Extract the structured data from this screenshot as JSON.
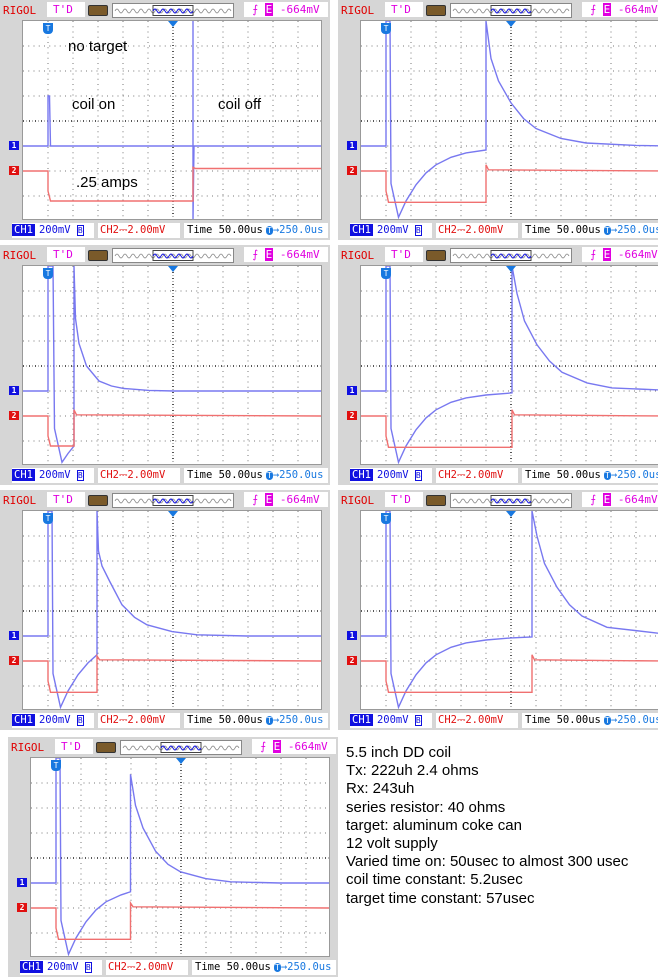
{
  "scope_ui": {
    "brand": "RIGOL",
    "trigger_status": "T'D",
    "trigger_level": "-664mV",
    "trigger_edge_icon": "rising-edge-icon",
    "ch1_label": "CH1",
    "ch1_scale": "200mV",
    "ch1_bw": "B",
    "ch2_label": "CH2",
    "ch2_scale": "2.00mV",
    "timebase": "Time 50.00us",
    "trigger_offset": "250.0us",
    "ch1_marker": "1",
    "ch2_marker": "2",
    "trigger_marker": "T",
    "colors": {
      "ch1": "#7878f0",
      "ch2": "#f07070",
      "brand": "#e00000",
      "trigger_text": "#e000e0"
    }
  },
  "notes": [
    "5.5 inch DD coil",
    "Tx: 222uh 2.4 ohms",
    "Rx: 243uh",
    "series resistor: 40 ohms",
    "target: aluminum coke can",
    "12 volt supply",
    "Varied time on: 50usec to almost 300 usec",
    "coil time constant: 5.2usec",
    "target time constant: 57usec"
  ],
  "chart_data": [
    {
      "type": "line",
      "xlim_us": [
        -50,
        550
      ],
      "ch1_ylim_mV": [
        -600,
        1000
      ],
      "ch2_ylim_mV": [
        -4,
        12
      ],
      "grid": true,
      "annotations": [
        "no target",
        "coil on",
        "coil off",
        ".25 amps"
      ],
      "series": [
        {
          "name": "CH1",
          "points": [
            [
              -50,
              0
            ],
            [
              0,
              0
            ],
            [
              0,
              400
            ],
            [
              3,
              400
            ],
            [
              5,
              0
            ],
            [
              290,
              0
            ],
            [
              290,
              1000
            ],
            [
              290,
              -600
            ],
            [
              292,
              0
            ],
            [
              550,
              0
            ]
          ]
        },
        {
          "name": "CH2",
          "points": [
            [
              -50,
              0
            ],
            [
              0,
              0
            ],
            [
              0,
              -1.6
            ],
            [
              5,
              -2.4
            ],
            [
              290,
              -2.4
            ],
            [
              290,
              0.3
            ],
            [
              295,
              0.2
            ],
            [
              550,
              0.2
            ]
          ]
        }
      ]
    },
    {
      "type": "line",
      "xlim_us": [
        -50,
        550
      ],
      "ch1_ylim_mV": [
        -600,
        1000
      ],
      "ch2_ylim_mV": [
        -4,
        12
      ],
      "grid": true,
      "series": [
        {
          "name": "CH1",
          "points": [
            [
              -50,
              0
            ],
            [
              0,
              0
            ],
            [
              0,
              1000
            ],
            [
              8,
              1000
            ],
            [
              10,
              -300
            ],
            [
              25,
              -570
            ],
            [
              40,
              -440
            ],
            [
              60,
              -310
            ],
            [
              80,
              -215
            ],
            [
              100,
              -150
            ],
            [
              130,
              -90
            ],
            [
              160,
              -55
            ],
            [
              200,
              -32
            ],
            [
              200,
              1000
            ],
            [
              210,
              700
            ],
            [
              225,
              520
            ],
            [
              250,
              345
            ],
            [
              275,
              220
            ],
            [
              300,
              140
            ],
            [
              350,
              60
            ],
            [
              400,
              24
            ],
            [
              500,
              5
            ],
            [
              550,
              2
            ]
          ]
        },
        {
          "name": "CH2",
          "points": [
            [
              -50,
              0
            ],
            [
              0,
              0
            ],
            [
              0,
              -1.6
            ],
            [
              5,
              -2.5
            ],
            [
              200,
              -2.5
            ],
            [
              200,
              0.5
            ],
            [
              205,
              0.1
            ],
            [
              550,
              0
            ]
          ]
        }
      ]
    },
    {
      "type": "line",
      "xlim_us": [
        -50,
        550
      ],
      "ch1_ylim_mV": [
        -600,
        1000
      ],
      "ch2_ylim_mV": [
        -4,
        12
      ],
      "grid": true,
      "series": [
        {
          "name": "CH1",
          "points": [
            [
              -50,
              0
            ],
            [
              0,
              0
            ],
            [
              0,
              1000
            ],
            [
              10,
              1000
            ],
            [
              13,
              -300
            ],
            [
              28,
              -570
            ],
            [
              40,
              -500
            ],
            [
              52,
              -440
            ],
            [
              52,
              1000
            ],
            [
              55,
              580
            ],
            [
              62,
              380
            ],
            [
              77,
              200
            ],
            [
              102,
              80
            ],
            [
              127,
              40
            ],
            [
              152,
              20
            ],
            [
              202,
              5
            ],
            [
              252,
              0
            ],
            [
              550,
              0
            ]
          ]
        },
        {
          "name": "CH2",
          "points": [
            [
              -50,
              0
            ],
            [
              0,
              0
            ],
            [
              0,
              -1.6
            ],
            [
              5,
              -2.4
            ],
            [
              52,
              -2.4
            ],
            [
              52,
              0.5
            ],
            [
              57,
              0.1
            ],
            [
              550,
              0
            ]
          ]
        }
      ]
    },
    {
      "type": "line",
      "xlim_us": [
        -50,
        550
      ],
      "ch1_ylim_mV": [
        -600,
        1000
      ],
      "ch2_ylim_mV": [
        -4,
        12
      ],
      "grid": true,
      "series": [
        {
          "name": "CH1",
          "points": [
            [
              -50,
              0
            ],
            [
              0,
              0
            ],
            [
              0,
              1000
            ],
            [
              8,
              1000
            ],
            [
              10,
              -300
            ],
            [
              25,
              -570
            ],
            [
              40,
              -440
            ],
            [
              60,
              -310
            ],
            [
              80,
              -215
            ],
            [
              100,
              -150
            ],
            [
              130,
              -90
            ],
            [
              160,
              -55
            ],
            [
              200,
              -32
            ],
            [
              252,
              -15
            ],
            [
              252,
              1000
            ],
            [
              262,
              780
            ],
            [
              277,
              560
            ],
            [
              302,
              370
            ],
            [
              327,
              240
            ],
            [
              352,
              150
            ],
            [
              402,
              65
            ],
            [
              452,
              25
            ],
            [
              550,
              8
            ]
          ]
        },
        {
          "name": "CH2",
          "points": [
            [
              -50,
              0
            ],
            [
              0,
              0
            ],
            [
              0,
              -1.6
            ],
            [
              5,
              -2.5
            ],
            [
              252,
              -2.5
            ],
            [
              252,
              0.5
            ],
            [
              257,
              0.1
            ],
            [
              550,
              0
            ]
          ]
        }
      ]
    },
    {
      "type": "line",
      "xlim_us": [
        -50,
        550
      ],
      "ch1_ylim_mV": [
        -600,
        1000
      ],
      "ch2_ylim_mV": [
        -4,
        12
      ],
      "grid": true,
      "series": [
        {
          "name": "CH1",
          "points": [
            [
              -50,
              0
            ],
            [
              0,
              0
            ],
            [
              0,
              1000
            ],
            [
              8,
              1000
            ],
            [
              10,
              -300
            ],
            [
              25,
              -570
            ],
            [
              40,
              -440
            ],
            [
              60,
              -310
            ],
            [
              80,
              -215
            ],
            [
              98,
              -150
            ],
            [
              98,
              1000
            ],
            [
              101,
              680
            ],
            [
              108,
              560
            ],
            [
              123,
              440
            ],
            [
              148,
              250
            ],
            [
              173,
              150
            ],
            [
              198,
              90
            ],
            [
              248,
              35
            ],
            [
              298,
              10
            ],
            [
              398,
              0
            ],
            [
              550,
              0
            ]
          ]
        },
        {
          "name": "CH2",
          "points": [
            [
              -50,
              0
            ],
            [
              0,
              0
            ],
            [
              0,
              -1.6
            ],
            [
              5,
              -2.5
            ],
            [
              98,
              -2.5
            ],
            [
              98,
              0.4
            ],
            [
              103,
              0.1
            ],
            [
              550,
              0
            ]
          ]
        }
      ]
    },
    {
      "type": "line",
      "xlim_us": [
        -50,
        550
      ],
      "ch1_ylim_mV": [
        -600,
        1000
      ],
      "ch2_ylim_mV": [
        -4,
        12
      ],
      "grid": true,
      "series": [
        {
          "name": "CH1",
          "points": [
            [
              -50,
              0
            ],
            [
              0,
              0
            ],
            [
              0,
              1000
            ],
            [
              8,
              1000
            ],
            [
              10,
              -300
            ],
            [
              25,
              -570
            ],
            [
              40,
              -440
            ],
            [
              60,
              -310
            ],
            [
              80,
              -215
            ],
            [
              100,
              -150
            ],
            [
              130,
              -90
            ],
            [
              160,
              -55
            ],
            [
              200,
              -32
            ],
            [
              250,
              -15
            ],
            [
              292,
              -8
            ],
            [
              292,
              1000
            ],
            [
              302,
              800
            ],
            [
              317,
              580
            ],
            [
              342,
              390
            ],
            [
              367,
              250
            ],
            [
              392,
              160
            ],
            [
              442,
              70
            ],
            [
              550,
              20
            ]
          ]
        },
        {
          "name": "CH2",
          "points": [
            [
              -50,
              0
            ],
            [
              0,
              0
            ],
            [
              0,
              -1.6
            ],
            [
              5,
              -2.5
            ],
            [
              292,
              -2.5
            ],
            [
              292,
              0.5
            ],
            [
              297,
              0.1
            ],
            [
              550,
              0
            ]
          ]
        }
      ]
    },
    {
      "type": "line",
      "xlim_us": [
        -50,
        550
      ],
      "ch1_ylim_mV": [
        -600,
        1000
      ],
      "ch2_ylim_mV": [
        -4,
        12
      ],
      "grid": true,
      "series": [
        {
          "name": "CH1",
          "points": [
            [
              -50,
              0
            ],
            [
              0,
              0
            ],
            [
              0,
              1000
            ],
            [
              8,
              1000
            ],
            [
              10,
              -300
            ],
            [
              25,
              -570
            ],
            [
              40,
              -440
            ],
            [
              60,
              -310
            ],
            [
              80,
              -215
            ],
            [
              100,
              -150
            ],
            [
              130,
              -95
            ],
            [
              149,
              -70
            ],
            [
              149,
              870
            ],
            [
              159,
              620
            ],
            [
              174,
              440
            ],
            [
              199,
              255
            ],
            [
              224,
              150
            ],
            [
              249,
              90
            ],
            [
              299,
              35
            ],
            [
              349,
              10
            ],
            [
              449,
              0
            ],
            [
              550,
              0
            ]
          ]
        },
        {
          "name": "CH2",
          "points": [
            [
              -50,
              0
            ],
            [
              0,
              0
            ],
            [
              0,
              -1.6
            ],
            [
              5,
              -2.5
            ],
            [
              149,
              -2.5
            ],
            [
              149,
              0.4
            ],
            [
              154,
              0.1
            ],
            [
              550,
              0
            ]
          ]
        }
      ]
    }
  ]
}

※ ※ ※

Return, from the data, each line that has the word "constant" in it.

• _Worked solution_:
    "coil time constant: 5.2usec",
    "target time constant: 57usec"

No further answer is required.